Short exercise:
Find how many lines in the data below mention "mots". Give the number only.
-- begin Rows --
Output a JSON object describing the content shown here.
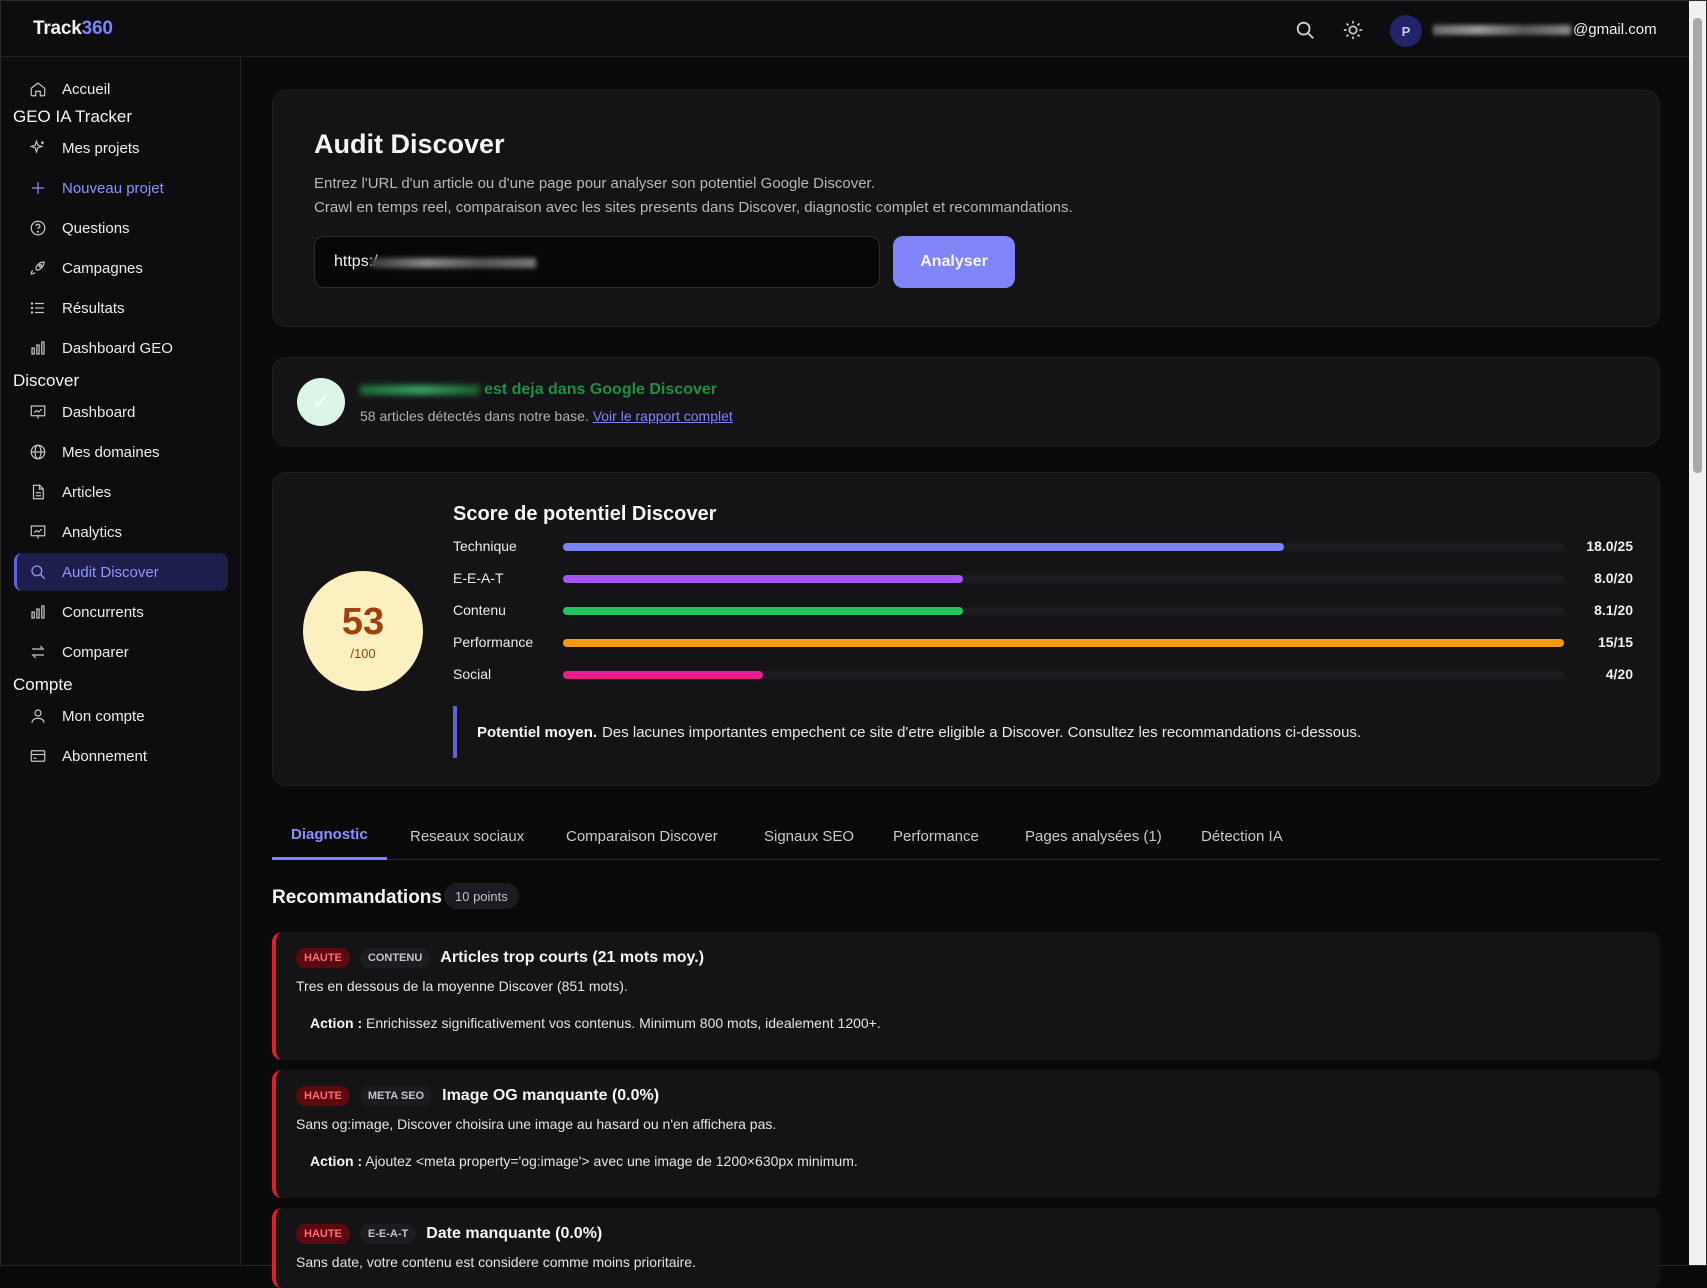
{
  "header": {
    "brand_prefix": "Track",
    "brand_suffix": "360",
    "search_icon": "search-icon",
    "theme_icon": "sun-icon",
    "avatar_initial": "P",
    "email_suffix": "@gmail.com"
  },
  "sidebar": {
    "home": "Accueil",
    "section_geo": "GEO IA Tracker",
    "geo_items": [
      "Mes projets",
      "Nouveau projet",
      "Questions",
      "Campagnes",
      "Résultats",
      "Dashboard GEO"
    ],
    "section_discover": "Discover",
    "discover_items": [
      "Dashboard",
      "Mes domaines",
      "Articles",
      "Analytics",
      "Audit Discover",
      "Concurrents",
      "Comparer"
    ],
    "section_account": "Compte",
    "account_items": [
      "Mon compte",
      "Abonnement"
    ]
  },
  "audit": {
    "title": "Audit Discover",
    "subtitle_1": "Entrez l'URL d'un article ou d'une page pour analyser son potentiel Google Discover.",
    "subtitle_2": "Crawl en temps reel, comparaison avec les sites presents dans Discover, diagnostic complet et recommandations.",
    "url_value": "https:/",
    "button_label": "Analyser"
  },
  "discover_status": {
    "title": "est deja dans Google Discover",
    "description": "58 articles détectés dans notre base.",
    "link_label": "Voir le rapport complet",
    "status_color": "#1e8f45"
  },
  "score": {
    "value": "53",
    "max": "/100",
    "title": "Score de potentiel Discover",
    "bars": [
      {
        "label": "Technique",
        "value_text": "18.0/25",
        "fraction": 0.72,
        "color": "#7c83f7"
      },
      {
        "label": "E-E-A-T",
        "value_text": "8.0/20",
        "fraction": 0.4,
        "color": "#a855f7"
      },
      {
        "label": "Contenu",
        "value_text": "8.1/20",
        "fraction": 0.4,
        "color": "#22c55e"
      },
      {
        "label": "Performance",
        "value_text": "15/15",
        "fraction": 1.0,
        "color": "#fb9a0e"
      },
      {
        "label": "Social",
        "value_text": "4/20",
        "fraction": 0.2,
        "color": "#ec1c8c"
      }
    ],
    "verdict_strong": "Potentiel moyen.",
    "verdict_text": "Des lacunes importantes empechent ce site d'etre eligible a Discover. Consultez les recommandations ci-dessous."
  },
  "tabs": [
    "Diagnostic",
    "Reseaux sociaux",
    "Comparaison Discover",
    "Signaux SEO",
    "Performance",
    "Pages analysées (1)",
    "Détection IA"
  ],
  "recommendations": {
    "title": "Recommandations",
    "count_label": "10 points",
    "action_label": "Action :",
    "items": [
      {
        "priority": "HAUTE",
        "category": "CONTENU",
        "title": "Articles trop courts (21 mots moy.)",
        "description": "Tres en dessous de la moyenne Discover (851 mots).",
        "action": "Enrichissez significativement vos contenus. Minimum 800 mots, idealement 1200+."
      },
      {
        "priority": "HAUTE",
        "category": "META SEO",
        "title": "Image OG manquante (0.0%)",
        "description": "Sans og:image, Discover choisira une image au hasard ou n'en affichera pas.",
        "action": "Ajoutez <meta property='og:image'> avec une image de 1200×630px minimum."
      },
      {
        "priority": "HAUTE",
        "category": "E-E-A-T",
        "title": "Date manquante (0.0%)",
        "description": "Sans date, votre contenu est considere comme moins prioritaire.",
        "action": ""
      }
    ]
  }
}
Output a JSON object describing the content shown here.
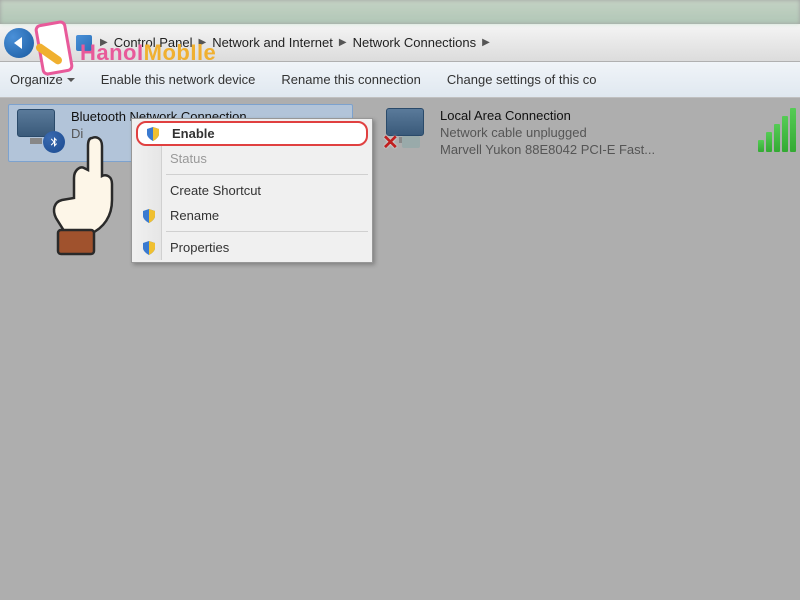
{
  "breadcrumb": {
    "items": [
      "Control Panel",
      "Network and Internet",
      "Network Connections"
    ]
  },
  "toolbar": {
    "organize": "Organize",
    "enable_device": "Enable this network device",
    "rename_conn": "Rename this connection",
    "change_settings": "Change settings of this co"
  },
  "connections": [
    {
      "name": "Bluetooth Network Connection",
      "status": "Di",
      "device": ""
    },
    {
      "name": "Local Area Connection",
      "status": "Network cable unplugged",
      "device": "Marvell Yukon 88E8042 PCI-E Fast..."
    }
  ],
  "context_menu": {
    "enable": "Enable",
    "status": "Status",
    "create_shortcut": "Create Shortcut",
    "rename": "Rename",
    "properties": "Properties"
  },
  "watermark": {
    "text_a": "HanoI",
    "text_b": "MobIle"
  },
  "icons": {
    "bluetooth_glyph": "⌖"
  }
}
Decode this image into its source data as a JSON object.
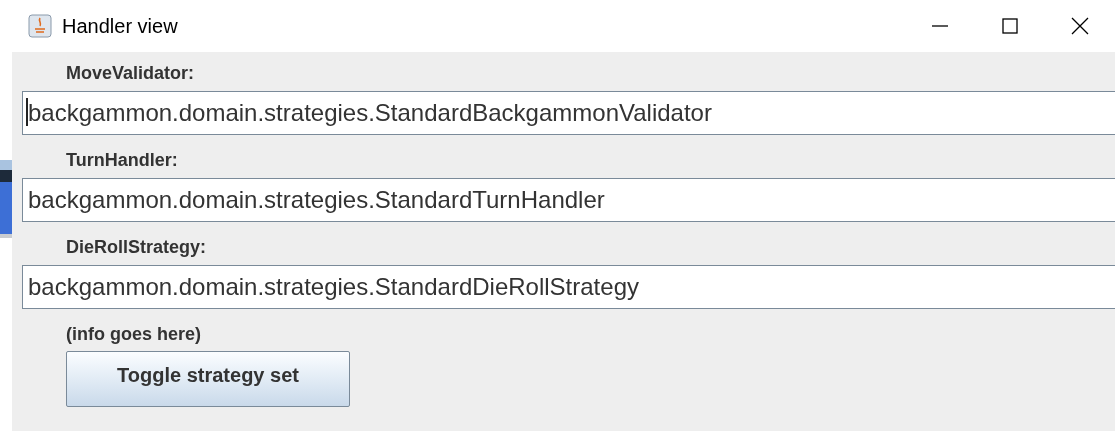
-- end Rows --
The output:
3